• TASK TO CARRY OUT
Locate each line holding the string "recall" and copy it.

** Begin THE DATA **

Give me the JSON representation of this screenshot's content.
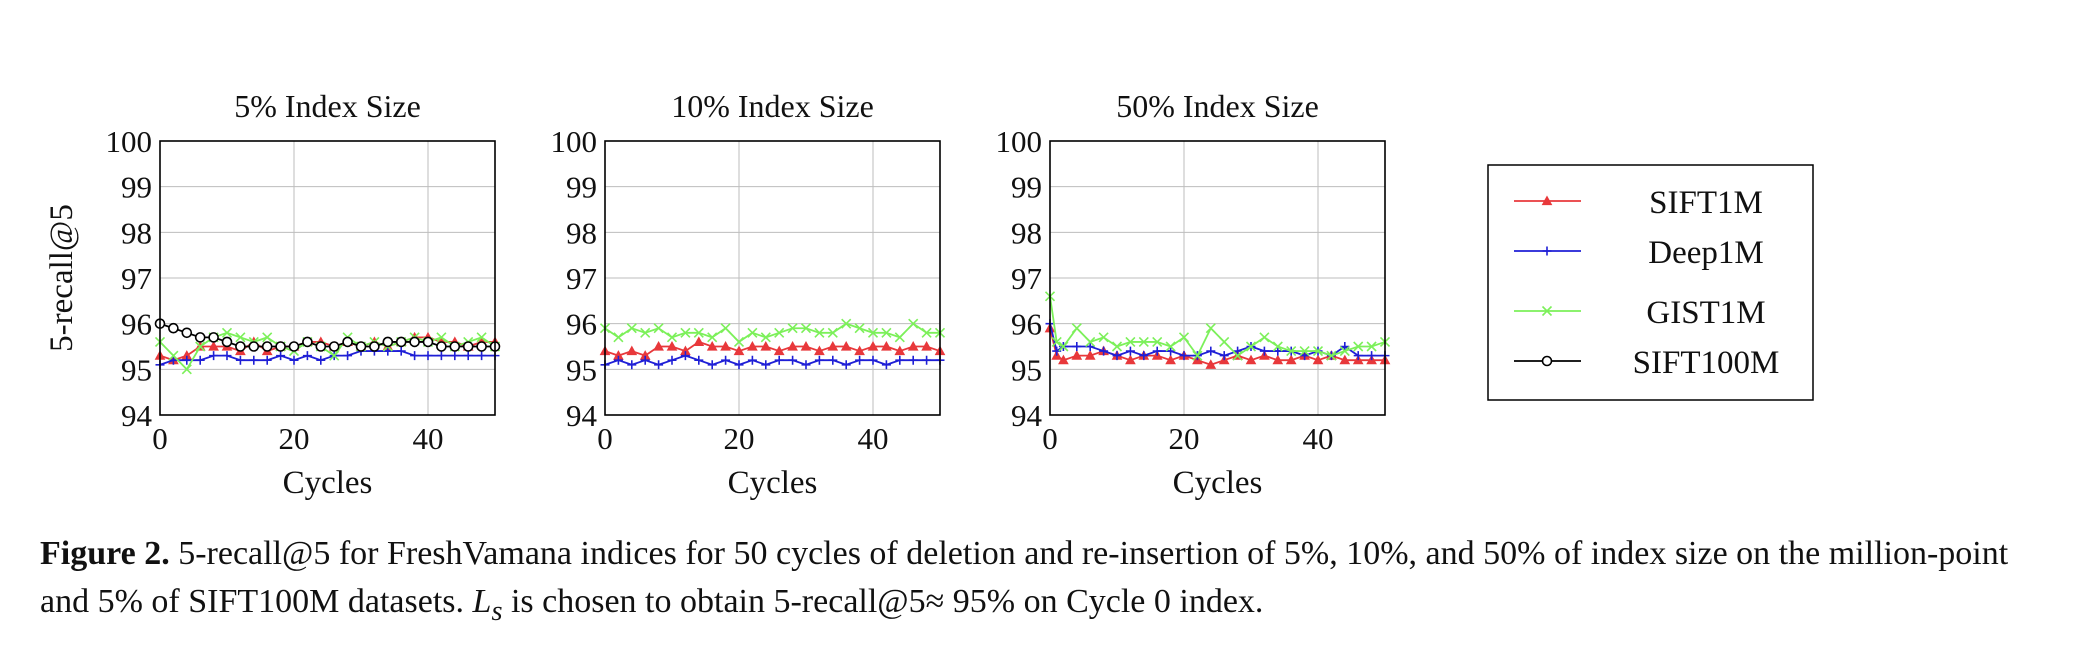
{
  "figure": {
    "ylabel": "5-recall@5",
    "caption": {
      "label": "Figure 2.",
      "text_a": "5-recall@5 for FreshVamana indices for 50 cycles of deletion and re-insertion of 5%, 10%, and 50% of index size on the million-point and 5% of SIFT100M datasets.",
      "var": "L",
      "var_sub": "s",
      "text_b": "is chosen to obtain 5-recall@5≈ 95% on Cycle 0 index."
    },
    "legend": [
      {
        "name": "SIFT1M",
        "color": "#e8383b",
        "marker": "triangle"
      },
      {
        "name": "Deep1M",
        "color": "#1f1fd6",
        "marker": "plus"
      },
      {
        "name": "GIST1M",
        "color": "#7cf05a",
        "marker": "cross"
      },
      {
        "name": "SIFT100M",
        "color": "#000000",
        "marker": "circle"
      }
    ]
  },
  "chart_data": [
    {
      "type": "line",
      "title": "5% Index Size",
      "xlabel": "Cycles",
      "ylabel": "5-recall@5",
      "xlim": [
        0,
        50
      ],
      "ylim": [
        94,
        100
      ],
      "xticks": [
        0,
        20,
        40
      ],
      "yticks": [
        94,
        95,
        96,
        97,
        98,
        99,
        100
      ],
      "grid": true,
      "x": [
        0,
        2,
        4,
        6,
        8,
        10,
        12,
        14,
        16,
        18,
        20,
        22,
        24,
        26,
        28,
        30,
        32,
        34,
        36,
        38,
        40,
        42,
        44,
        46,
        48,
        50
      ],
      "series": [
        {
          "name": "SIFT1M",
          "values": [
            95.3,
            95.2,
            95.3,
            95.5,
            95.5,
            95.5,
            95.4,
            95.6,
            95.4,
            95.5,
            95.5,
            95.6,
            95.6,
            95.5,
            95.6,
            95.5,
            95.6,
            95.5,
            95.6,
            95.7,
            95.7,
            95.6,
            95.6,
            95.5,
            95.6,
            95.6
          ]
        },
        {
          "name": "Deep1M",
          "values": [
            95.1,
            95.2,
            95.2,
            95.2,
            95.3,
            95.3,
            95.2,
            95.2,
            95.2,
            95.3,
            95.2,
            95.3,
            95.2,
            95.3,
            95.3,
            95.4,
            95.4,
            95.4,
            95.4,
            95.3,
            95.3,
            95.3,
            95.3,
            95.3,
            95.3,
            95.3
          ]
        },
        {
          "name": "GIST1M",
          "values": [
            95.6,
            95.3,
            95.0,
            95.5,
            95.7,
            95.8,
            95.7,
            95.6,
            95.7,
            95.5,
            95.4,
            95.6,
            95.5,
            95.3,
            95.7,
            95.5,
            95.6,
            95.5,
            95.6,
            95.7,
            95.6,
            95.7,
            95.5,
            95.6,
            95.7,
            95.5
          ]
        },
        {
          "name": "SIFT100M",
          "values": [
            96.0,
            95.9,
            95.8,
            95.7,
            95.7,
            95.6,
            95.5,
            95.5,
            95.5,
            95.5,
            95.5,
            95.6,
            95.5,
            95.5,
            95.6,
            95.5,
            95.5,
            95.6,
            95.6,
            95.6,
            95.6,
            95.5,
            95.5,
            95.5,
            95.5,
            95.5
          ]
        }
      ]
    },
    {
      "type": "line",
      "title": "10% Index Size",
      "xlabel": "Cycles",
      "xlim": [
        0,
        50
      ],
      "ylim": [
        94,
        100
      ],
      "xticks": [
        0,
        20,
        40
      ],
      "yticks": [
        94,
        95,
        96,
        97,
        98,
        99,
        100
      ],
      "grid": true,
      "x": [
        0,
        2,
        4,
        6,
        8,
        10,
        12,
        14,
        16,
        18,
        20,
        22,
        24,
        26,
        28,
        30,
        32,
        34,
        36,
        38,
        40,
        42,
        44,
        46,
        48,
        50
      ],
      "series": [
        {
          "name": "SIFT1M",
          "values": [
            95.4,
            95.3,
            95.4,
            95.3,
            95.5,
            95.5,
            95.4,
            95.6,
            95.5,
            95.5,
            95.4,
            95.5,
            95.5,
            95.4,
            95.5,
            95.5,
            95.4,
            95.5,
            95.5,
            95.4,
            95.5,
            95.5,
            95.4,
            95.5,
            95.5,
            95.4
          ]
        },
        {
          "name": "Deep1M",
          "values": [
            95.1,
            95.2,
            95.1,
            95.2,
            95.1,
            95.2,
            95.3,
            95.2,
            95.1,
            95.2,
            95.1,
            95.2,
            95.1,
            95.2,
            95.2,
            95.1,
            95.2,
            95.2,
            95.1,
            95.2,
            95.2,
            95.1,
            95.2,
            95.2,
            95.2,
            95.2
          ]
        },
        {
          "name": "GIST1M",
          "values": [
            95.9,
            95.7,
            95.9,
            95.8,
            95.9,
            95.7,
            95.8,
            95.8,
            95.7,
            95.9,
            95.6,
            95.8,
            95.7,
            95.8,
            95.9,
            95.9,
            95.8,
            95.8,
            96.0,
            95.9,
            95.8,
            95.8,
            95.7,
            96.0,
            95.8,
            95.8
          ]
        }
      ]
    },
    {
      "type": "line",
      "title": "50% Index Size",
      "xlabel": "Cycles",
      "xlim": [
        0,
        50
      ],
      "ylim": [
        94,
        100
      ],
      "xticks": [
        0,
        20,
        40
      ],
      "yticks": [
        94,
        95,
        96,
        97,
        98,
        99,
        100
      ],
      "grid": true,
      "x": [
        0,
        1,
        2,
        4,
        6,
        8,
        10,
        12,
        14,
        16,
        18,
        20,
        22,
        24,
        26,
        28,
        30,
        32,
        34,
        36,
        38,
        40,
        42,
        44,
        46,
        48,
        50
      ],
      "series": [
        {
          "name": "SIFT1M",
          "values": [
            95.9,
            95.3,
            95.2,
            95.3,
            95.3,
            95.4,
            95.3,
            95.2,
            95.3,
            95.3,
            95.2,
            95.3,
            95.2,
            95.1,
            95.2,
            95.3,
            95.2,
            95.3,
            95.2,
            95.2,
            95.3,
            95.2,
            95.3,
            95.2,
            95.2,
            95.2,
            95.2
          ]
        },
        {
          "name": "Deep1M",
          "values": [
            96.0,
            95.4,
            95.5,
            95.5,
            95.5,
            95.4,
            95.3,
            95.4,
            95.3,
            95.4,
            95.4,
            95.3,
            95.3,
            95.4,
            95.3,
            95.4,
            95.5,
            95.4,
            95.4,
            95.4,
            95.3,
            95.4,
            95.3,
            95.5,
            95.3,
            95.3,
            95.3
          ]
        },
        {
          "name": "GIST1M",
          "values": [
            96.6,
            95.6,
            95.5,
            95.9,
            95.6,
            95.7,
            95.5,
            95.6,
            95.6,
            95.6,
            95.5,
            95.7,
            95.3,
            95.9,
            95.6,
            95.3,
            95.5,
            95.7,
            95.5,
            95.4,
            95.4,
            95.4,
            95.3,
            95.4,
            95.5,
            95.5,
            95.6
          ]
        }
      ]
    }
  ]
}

** End THE DATA **
** Begin THE DATA **

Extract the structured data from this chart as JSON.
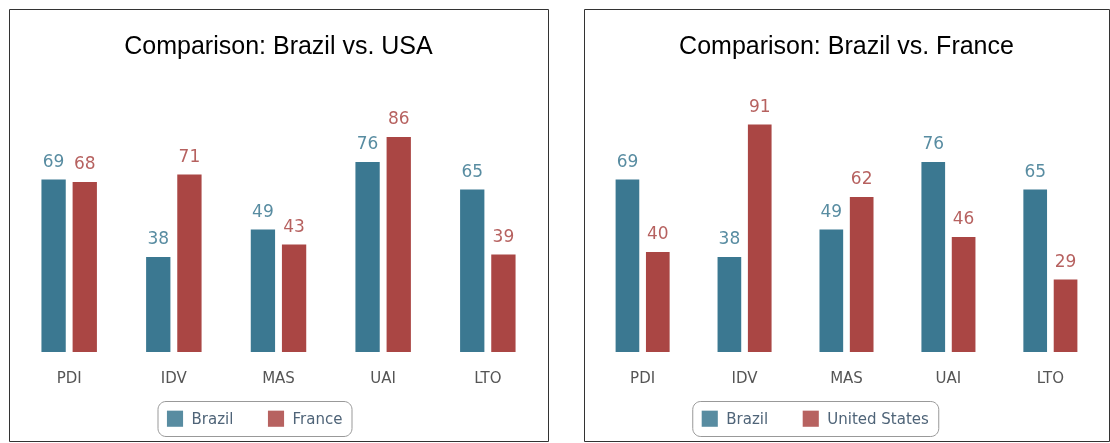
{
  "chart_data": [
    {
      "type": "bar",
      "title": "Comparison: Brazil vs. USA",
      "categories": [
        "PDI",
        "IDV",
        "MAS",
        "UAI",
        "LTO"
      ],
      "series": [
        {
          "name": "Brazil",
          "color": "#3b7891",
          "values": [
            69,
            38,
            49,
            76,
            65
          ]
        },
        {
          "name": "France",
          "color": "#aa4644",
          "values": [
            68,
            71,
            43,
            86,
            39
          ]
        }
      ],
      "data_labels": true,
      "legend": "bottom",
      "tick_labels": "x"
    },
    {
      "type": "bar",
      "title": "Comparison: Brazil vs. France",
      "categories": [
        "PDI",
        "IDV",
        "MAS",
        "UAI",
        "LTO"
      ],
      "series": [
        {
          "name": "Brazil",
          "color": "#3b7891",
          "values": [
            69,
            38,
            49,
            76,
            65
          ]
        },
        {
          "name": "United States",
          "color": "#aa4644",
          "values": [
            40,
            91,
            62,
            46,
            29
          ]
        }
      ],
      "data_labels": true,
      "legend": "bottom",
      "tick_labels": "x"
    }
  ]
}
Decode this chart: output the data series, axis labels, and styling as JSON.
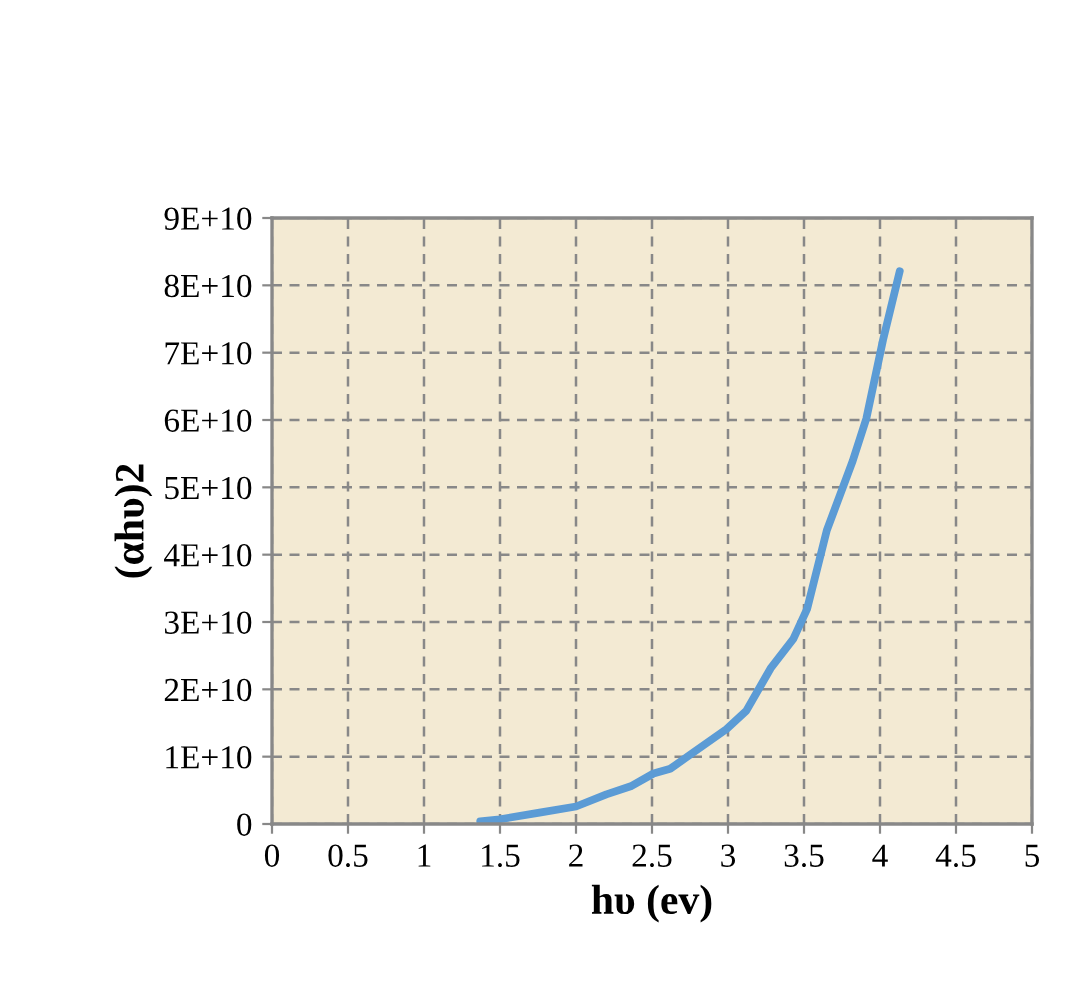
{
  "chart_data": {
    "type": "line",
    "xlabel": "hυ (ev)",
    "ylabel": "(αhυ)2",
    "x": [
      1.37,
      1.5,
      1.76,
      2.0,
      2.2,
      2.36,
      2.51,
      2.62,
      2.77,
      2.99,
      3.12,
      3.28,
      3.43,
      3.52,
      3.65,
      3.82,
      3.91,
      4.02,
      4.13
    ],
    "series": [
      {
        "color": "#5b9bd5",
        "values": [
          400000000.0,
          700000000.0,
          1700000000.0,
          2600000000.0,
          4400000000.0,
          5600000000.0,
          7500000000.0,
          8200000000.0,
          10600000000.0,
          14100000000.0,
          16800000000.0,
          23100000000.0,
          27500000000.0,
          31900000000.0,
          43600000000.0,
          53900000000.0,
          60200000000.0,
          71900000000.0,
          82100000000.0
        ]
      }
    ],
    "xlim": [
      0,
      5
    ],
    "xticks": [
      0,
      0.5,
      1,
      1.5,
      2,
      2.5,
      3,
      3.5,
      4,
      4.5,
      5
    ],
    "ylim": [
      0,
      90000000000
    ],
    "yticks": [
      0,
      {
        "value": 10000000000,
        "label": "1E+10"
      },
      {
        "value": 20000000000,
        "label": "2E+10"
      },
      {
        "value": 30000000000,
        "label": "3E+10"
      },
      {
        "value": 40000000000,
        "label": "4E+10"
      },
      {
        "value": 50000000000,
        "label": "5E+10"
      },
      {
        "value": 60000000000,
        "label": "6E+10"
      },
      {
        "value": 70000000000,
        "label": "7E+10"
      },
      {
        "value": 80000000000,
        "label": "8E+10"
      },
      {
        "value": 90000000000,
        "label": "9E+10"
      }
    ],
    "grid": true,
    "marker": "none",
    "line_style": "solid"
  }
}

** End THE DATA **

• TASK RESULT
    "ylabel": "5-recall@5",
      "text_a": "5-recall@5 for FreshVamana indices for 50 cycles of deletion and re-insertion of 5%, 10%, and 50% of index size on the million-point and 5% of SIFT100M datasets.",
      "text_b": "is chosen to obtain 5-recall@5≈ 95% on Cycle 0 index."
      "ylabel": "5-recall@5",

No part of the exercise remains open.